▽
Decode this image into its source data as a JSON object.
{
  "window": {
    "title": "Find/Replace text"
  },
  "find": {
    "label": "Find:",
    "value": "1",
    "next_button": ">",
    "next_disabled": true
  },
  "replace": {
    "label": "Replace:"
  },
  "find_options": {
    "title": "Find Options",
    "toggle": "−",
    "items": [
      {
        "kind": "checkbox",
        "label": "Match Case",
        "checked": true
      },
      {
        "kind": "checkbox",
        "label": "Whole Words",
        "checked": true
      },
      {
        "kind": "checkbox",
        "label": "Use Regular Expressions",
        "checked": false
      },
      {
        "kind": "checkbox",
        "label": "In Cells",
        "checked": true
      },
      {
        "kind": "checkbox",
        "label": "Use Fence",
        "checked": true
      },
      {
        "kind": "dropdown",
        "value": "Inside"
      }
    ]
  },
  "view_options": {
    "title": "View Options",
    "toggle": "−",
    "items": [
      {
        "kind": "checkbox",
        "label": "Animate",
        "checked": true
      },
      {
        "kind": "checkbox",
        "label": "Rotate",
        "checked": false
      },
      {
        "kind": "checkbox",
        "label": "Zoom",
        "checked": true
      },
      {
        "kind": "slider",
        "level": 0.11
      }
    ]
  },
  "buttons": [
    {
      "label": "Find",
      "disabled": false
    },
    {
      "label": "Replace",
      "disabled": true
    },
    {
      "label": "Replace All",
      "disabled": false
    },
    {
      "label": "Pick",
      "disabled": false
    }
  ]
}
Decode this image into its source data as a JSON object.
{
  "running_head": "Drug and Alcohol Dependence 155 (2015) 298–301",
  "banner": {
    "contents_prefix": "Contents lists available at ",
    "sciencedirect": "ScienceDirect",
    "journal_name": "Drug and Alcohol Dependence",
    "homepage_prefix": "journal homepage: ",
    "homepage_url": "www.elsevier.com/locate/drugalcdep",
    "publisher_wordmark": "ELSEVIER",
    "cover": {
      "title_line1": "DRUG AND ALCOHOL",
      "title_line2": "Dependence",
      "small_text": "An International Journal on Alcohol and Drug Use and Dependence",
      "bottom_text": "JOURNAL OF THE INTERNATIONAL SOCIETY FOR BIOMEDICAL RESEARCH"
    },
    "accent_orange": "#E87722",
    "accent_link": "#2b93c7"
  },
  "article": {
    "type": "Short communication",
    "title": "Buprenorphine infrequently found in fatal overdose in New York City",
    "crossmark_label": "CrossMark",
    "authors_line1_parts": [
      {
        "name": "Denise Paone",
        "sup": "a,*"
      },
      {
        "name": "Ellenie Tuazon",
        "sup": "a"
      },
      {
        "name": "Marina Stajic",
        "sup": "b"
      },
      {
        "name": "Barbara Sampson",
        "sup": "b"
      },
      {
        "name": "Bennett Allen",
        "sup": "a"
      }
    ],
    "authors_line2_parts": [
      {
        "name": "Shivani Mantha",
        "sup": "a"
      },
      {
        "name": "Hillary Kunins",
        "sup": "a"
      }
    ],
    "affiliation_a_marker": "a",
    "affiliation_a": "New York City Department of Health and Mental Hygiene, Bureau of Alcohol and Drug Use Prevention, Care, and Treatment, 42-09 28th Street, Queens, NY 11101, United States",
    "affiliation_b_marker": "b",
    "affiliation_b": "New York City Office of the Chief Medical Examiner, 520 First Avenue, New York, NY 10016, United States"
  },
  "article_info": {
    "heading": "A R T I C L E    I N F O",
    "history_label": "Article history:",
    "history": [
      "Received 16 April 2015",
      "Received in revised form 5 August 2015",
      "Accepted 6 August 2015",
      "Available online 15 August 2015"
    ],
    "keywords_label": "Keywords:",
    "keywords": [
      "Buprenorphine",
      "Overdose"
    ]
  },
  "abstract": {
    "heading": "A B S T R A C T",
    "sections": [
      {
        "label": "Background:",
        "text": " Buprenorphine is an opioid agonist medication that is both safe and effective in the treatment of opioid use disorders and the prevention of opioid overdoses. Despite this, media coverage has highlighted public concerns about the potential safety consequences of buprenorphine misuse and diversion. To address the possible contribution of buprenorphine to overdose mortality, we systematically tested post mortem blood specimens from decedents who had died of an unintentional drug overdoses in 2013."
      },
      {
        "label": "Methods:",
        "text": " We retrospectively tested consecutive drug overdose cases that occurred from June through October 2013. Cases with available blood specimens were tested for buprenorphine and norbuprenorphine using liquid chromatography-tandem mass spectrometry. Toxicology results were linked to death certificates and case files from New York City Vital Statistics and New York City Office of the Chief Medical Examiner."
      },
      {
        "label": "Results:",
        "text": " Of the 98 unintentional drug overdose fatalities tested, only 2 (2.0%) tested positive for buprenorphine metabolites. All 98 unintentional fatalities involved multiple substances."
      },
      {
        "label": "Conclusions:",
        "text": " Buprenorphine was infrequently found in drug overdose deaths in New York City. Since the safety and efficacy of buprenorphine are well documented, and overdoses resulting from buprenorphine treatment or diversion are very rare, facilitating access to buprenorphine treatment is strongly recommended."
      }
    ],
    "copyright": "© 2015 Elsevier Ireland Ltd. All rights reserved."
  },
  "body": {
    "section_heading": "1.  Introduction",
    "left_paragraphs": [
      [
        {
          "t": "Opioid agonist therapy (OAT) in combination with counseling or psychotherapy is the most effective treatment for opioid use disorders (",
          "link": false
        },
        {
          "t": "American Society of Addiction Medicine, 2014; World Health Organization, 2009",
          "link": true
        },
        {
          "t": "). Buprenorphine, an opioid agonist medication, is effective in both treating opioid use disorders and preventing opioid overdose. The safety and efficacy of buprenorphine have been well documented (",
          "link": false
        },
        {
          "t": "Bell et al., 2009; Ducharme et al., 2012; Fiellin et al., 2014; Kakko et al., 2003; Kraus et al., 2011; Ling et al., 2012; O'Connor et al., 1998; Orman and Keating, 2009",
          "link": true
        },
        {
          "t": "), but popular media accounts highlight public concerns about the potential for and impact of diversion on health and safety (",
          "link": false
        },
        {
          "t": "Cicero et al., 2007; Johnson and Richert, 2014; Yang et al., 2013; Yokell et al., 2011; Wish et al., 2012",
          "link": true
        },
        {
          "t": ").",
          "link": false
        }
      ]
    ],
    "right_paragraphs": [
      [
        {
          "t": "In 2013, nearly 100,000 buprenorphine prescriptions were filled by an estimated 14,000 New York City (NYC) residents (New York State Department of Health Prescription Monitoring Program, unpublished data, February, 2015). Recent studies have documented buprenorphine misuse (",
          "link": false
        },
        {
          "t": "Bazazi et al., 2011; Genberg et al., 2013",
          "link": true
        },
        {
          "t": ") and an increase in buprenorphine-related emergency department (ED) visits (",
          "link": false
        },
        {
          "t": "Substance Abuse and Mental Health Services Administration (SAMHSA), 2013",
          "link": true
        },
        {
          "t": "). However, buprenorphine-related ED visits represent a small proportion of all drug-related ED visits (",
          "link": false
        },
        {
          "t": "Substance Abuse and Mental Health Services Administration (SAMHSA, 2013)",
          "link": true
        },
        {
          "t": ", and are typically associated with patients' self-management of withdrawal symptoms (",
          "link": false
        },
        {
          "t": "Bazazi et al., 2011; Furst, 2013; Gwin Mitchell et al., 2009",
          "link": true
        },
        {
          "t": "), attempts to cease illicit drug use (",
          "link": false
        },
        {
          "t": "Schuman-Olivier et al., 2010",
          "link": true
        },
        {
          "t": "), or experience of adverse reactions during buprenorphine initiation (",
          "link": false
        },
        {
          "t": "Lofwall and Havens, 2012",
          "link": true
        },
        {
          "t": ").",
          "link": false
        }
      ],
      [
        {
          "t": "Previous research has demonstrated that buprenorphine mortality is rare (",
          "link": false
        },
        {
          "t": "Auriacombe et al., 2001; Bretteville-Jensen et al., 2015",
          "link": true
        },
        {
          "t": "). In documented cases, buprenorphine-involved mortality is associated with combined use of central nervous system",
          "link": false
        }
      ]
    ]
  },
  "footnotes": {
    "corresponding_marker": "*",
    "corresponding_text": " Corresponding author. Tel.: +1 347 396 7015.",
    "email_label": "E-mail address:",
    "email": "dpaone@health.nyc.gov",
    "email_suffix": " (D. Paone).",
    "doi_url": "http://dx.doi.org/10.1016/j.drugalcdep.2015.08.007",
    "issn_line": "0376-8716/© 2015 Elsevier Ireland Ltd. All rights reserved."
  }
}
△
WHAT IS EXPECTED:
Examine the listing above and state the number of lines that contain the word "reserved", with no further remarks.

WRITTEN RESPONSE:
2